◆ YOUR OBJECTIVE ◆
Repeat, exactly and completely, the entries shown underneath.

◆ RECORDS PROVIDED ◆

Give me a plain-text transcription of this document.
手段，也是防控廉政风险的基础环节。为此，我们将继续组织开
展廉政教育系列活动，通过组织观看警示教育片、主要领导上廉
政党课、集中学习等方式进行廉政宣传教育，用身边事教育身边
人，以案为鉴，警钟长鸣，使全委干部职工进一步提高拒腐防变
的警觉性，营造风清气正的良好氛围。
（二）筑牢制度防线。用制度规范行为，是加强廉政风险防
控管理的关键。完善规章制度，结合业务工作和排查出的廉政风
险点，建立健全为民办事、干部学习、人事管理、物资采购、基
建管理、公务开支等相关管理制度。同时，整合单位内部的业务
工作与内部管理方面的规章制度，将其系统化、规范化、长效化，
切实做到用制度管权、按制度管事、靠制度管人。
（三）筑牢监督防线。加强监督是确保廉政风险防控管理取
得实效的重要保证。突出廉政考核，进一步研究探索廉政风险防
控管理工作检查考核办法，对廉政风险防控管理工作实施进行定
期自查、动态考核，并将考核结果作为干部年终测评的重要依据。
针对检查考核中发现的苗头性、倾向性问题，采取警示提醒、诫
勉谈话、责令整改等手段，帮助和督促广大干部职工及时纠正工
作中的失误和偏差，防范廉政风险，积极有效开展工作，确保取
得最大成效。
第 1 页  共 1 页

◆ COMPLETE RESPONSE ◆
Give me a plain-text transcription of this document.
手段，也是防控廉政风险的基础环节。为此，我们将继续组织开
展廉政教育系列活动，通过组织观看警示教育片、主要领导上廉
政党课、集中学习等方式进行廉政宣传教育，用身边事教育身边
人，以案为鉴，警钟长鸣，使全委干部职工进一步提高拒腐防变
的警觉性，营造风清气正的良好氛围。
（二）筑牢制度防线。用制度规范行为，是加强廉政风险防
控管理的关键。完善规章制度，结合业务工作和排查出的廉政风
险点，建立健全为民办事、干部学习、人事管理、物资采购、基
建管理、公务开支等相关管理制度。同时，整合单位内部的业务
工作与内部管理方面的规章制度，将其系统化、规范化、长效化，
切实做到用制度管权、按制度管事、靠制度管人。
（三）筑牢监督防线。加强监督是确保廉政风险防控管理取
得实效的重要保证。突出廉政考核，进一步研究探索廉政风险防
控管理工作检查考核办法，对廉政风险防控管理工作实施进行定
期自查、动态考核，并将考核结果作为干部年终测评的重要依据。
针对检查考核中发现的苗头性、倾向性问题，采取警示提醒、诫
勉谈话、责令整改等手段，帮助和督促广大干部职工及时纠正工
作中的失误和偏差，防范廉政风险，积极有效开展工作，确保取
得最大成效。
第 1 页  共 1 页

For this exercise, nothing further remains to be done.